**Given instruction**
Look below and pull out each line with the word "http".

-=-=-=-=-

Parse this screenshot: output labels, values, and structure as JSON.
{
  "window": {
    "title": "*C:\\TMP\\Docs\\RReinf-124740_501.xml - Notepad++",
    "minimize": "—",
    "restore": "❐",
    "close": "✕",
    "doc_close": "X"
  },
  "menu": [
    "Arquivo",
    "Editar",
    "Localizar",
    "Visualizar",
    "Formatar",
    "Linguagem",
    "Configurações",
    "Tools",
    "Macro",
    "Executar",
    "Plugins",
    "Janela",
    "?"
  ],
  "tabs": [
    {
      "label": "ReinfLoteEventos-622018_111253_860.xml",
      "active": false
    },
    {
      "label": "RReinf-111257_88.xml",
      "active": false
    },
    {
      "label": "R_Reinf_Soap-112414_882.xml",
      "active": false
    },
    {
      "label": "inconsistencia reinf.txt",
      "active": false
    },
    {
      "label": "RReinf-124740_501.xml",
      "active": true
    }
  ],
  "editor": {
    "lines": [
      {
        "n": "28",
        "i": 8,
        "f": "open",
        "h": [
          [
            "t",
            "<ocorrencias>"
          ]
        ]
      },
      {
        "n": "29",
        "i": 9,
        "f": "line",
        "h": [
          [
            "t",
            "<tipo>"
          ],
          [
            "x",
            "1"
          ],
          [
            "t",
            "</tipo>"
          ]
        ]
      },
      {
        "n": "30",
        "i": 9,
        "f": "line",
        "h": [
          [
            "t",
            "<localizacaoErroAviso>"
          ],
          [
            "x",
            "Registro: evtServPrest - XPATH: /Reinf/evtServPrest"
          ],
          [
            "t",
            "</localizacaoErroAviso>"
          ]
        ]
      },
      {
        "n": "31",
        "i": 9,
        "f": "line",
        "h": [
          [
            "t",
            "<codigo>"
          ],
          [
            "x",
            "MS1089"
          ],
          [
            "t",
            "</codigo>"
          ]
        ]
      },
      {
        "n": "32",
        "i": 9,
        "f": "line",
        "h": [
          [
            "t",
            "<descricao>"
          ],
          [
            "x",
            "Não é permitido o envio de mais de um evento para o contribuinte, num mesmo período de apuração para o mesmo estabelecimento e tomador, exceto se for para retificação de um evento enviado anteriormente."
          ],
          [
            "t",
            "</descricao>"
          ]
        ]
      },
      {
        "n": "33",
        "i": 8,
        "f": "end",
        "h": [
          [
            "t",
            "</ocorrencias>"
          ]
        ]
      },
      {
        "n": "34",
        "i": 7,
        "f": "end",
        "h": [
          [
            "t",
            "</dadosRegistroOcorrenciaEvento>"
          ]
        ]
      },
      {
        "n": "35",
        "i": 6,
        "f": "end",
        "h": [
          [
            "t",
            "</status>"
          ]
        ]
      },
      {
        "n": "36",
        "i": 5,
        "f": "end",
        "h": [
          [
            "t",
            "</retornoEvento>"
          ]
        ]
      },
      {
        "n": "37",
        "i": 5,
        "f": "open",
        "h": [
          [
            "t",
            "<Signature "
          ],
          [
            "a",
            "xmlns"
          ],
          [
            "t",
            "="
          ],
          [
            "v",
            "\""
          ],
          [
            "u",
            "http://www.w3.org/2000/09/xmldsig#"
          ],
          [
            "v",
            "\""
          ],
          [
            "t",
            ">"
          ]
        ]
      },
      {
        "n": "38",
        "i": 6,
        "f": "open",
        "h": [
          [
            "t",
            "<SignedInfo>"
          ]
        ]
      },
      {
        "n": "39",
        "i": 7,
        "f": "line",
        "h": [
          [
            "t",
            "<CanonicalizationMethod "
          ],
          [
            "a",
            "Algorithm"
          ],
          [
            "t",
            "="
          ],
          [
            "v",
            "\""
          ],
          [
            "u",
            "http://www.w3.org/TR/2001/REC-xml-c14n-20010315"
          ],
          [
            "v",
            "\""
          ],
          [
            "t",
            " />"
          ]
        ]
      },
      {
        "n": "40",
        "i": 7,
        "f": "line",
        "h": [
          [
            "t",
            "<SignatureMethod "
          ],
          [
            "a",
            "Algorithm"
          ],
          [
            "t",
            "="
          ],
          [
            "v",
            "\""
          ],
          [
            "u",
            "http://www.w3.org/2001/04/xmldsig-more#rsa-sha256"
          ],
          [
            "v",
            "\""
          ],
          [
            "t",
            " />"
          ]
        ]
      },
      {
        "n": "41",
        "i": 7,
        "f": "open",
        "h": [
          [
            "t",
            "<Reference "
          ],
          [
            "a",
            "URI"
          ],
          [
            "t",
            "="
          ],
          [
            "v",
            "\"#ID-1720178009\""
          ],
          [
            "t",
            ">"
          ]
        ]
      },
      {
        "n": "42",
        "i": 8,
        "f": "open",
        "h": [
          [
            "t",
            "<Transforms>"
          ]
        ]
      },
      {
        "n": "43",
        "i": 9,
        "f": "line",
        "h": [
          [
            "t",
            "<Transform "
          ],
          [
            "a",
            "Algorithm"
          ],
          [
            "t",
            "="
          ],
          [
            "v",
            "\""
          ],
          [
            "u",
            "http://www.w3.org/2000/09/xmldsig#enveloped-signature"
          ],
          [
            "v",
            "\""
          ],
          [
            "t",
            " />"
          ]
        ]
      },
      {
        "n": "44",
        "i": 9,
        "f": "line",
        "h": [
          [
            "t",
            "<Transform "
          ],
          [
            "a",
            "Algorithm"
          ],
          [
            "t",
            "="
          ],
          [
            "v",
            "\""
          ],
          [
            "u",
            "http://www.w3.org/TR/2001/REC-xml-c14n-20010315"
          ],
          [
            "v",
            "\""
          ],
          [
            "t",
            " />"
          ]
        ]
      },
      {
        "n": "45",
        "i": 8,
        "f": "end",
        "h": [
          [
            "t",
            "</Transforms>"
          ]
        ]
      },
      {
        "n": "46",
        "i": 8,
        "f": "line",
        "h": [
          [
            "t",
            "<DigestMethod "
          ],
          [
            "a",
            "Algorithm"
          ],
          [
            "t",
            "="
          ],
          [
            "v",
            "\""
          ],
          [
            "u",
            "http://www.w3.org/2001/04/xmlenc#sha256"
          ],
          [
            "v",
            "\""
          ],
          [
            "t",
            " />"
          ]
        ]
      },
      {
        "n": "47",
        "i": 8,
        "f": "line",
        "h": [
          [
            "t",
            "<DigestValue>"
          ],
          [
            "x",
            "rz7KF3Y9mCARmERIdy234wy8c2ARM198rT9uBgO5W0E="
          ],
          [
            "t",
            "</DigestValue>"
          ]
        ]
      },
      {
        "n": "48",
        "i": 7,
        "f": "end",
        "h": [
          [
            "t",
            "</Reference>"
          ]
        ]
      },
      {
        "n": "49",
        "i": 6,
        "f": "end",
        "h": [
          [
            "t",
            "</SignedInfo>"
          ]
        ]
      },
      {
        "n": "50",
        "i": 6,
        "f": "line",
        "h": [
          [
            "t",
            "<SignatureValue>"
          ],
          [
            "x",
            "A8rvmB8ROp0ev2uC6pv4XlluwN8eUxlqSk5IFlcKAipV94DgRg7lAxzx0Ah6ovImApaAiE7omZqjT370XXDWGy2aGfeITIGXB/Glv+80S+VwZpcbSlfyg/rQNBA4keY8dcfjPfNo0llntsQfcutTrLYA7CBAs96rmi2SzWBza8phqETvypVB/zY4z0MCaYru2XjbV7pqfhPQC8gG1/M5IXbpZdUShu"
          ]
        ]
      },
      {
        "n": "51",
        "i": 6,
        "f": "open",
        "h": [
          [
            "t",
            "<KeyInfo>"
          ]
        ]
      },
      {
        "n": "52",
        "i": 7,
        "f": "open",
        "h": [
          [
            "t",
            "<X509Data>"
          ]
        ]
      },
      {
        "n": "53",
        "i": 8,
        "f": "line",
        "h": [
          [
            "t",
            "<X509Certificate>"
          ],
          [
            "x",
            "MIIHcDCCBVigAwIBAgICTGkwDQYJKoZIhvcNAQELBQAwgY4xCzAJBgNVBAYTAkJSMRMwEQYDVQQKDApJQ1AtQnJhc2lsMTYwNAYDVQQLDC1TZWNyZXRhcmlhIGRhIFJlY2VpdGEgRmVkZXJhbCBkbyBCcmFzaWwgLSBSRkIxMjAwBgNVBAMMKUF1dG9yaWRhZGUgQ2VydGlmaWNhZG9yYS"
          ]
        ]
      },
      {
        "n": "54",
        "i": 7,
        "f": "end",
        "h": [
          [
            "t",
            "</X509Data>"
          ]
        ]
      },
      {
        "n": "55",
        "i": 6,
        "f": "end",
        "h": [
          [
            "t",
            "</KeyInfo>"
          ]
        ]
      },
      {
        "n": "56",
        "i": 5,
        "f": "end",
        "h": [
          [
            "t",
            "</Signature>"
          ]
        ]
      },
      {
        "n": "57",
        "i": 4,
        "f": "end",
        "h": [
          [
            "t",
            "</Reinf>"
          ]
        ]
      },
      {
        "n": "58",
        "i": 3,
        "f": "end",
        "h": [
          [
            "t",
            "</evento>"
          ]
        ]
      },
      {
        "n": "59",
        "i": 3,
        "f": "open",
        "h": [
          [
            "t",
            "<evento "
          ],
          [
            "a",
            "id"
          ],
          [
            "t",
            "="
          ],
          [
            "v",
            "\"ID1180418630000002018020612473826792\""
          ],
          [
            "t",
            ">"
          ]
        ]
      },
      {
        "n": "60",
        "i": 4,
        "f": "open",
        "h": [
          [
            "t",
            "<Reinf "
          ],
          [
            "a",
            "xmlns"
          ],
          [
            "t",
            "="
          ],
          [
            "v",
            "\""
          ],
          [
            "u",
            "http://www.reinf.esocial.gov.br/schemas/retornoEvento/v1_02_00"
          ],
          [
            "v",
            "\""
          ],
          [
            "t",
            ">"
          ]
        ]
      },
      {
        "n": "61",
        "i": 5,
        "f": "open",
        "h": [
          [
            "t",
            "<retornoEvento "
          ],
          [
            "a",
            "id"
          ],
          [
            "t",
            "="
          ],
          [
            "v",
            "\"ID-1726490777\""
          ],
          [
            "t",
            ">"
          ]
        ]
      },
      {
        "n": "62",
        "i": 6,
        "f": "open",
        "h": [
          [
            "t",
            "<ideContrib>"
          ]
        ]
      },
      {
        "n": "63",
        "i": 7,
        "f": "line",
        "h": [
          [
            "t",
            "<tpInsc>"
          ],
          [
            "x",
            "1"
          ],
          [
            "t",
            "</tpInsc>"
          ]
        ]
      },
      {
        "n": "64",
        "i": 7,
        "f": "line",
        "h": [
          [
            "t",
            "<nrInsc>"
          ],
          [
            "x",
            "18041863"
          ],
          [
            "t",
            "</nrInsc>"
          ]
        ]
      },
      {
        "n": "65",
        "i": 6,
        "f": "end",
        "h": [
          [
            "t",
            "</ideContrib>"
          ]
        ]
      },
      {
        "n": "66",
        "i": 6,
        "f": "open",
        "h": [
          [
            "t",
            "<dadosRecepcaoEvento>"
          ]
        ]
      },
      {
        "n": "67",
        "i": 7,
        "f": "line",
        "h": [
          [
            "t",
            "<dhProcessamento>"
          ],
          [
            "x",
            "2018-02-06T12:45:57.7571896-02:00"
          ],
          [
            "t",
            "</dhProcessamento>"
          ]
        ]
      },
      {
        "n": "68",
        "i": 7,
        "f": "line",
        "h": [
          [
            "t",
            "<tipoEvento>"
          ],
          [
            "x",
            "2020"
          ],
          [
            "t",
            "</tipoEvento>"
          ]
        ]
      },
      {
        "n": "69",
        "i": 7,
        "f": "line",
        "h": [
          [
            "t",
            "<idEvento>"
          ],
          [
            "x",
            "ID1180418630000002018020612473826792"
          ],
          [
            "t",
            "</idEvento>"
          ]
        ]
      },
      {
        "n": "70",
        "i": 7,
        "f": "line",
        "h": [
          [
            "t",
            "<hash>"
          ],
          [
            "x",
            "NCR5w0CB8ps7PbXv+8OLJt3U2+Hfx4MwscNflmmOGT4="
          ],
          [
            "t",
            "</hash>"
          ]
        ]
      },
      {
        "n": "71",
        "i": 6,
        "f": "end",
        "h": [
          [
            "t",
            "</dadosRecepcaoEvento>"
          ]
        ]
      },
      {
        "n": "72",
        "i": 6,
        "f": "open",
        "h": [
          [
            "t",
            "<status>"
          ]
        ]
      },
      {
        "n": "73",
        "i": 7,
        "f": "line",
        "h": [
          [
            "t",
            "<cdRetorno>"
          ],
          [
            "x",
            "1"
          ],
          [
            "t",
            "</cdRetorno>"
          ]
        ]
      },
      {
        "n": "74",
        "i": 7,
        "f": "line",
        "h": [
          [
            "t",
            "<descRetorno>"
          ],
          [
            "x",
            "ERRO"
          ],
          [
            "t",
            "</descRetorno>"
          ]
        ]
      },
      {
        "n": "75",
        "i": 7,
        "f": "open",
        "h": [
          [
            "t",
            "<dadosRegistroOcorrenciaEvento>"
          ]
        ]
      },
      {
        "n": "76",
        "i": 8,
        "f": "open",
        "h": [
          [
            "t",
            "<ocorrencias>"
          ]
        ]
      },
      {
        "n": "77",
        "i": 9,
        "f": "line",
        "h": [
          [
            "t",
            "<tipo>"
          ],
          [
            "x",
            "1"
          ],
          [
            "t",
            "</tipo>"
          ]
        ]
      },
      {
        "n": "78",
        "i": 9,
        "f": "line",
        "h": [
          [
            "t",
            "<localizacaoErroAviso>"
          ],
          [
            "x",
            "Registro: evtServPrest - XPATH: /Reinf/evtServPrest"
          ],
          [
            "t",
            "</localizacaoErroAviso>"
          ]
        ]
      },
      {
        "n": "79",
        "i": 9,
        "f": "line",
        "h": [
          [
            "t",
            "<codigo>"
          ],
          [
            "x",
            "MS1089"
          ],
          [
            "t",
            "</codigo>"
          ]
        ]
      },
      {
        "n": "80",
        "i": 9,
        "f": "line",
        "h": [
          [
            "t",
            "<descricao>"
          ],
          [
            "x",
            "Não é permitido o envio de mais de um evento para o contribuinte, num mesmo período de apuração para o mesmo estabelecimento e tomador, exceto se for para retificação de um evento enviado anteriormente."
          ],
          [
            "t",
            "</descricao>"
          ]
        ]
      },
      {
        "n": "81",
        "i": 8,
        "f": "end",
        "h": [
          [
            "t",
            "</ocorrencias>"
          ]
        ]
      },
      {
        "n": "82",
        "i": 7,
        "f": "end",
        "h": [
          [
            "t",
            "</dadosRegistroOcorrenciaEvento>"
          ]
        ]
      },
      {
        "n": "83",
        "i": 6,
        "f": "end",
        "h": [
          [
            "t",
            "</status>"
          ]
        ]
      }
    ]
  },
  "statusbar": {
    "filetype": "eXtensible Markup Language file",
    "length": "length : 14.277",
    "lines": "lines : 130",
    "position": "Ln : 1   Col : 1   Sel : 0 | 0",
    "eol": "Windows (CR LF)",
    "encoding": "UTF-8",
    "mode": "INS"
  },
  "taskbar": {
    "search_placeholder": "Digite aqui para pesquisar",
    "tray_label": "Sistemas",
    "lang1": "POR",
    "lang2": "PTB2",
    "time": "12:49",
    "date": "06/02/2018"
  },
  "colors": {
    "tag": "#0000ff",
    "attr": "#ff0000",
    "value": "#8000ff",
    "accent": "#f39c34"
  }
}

-=-=-=-=-

**Exercise response**
            "http://www.w3.org/2000/09/xmldsig#"
            "http://www.w3.org/TR/2001/REC-xml-c14n-20010315"
            "http://www.w3.org/2001/04/xmldsig-more#rsa-sha256"
            "http://www.w3.org/2000/09/xmldsig#enveloped-signature"
            "http://www.w3.org/TR/2001/REC-xml-c14n-20010315"
            "http://www.w3.org/2001/04/xmlenc#sha256"
            "http://www.reinf.esocial.gov.br/schemas/retornoEvento/v1_02_00"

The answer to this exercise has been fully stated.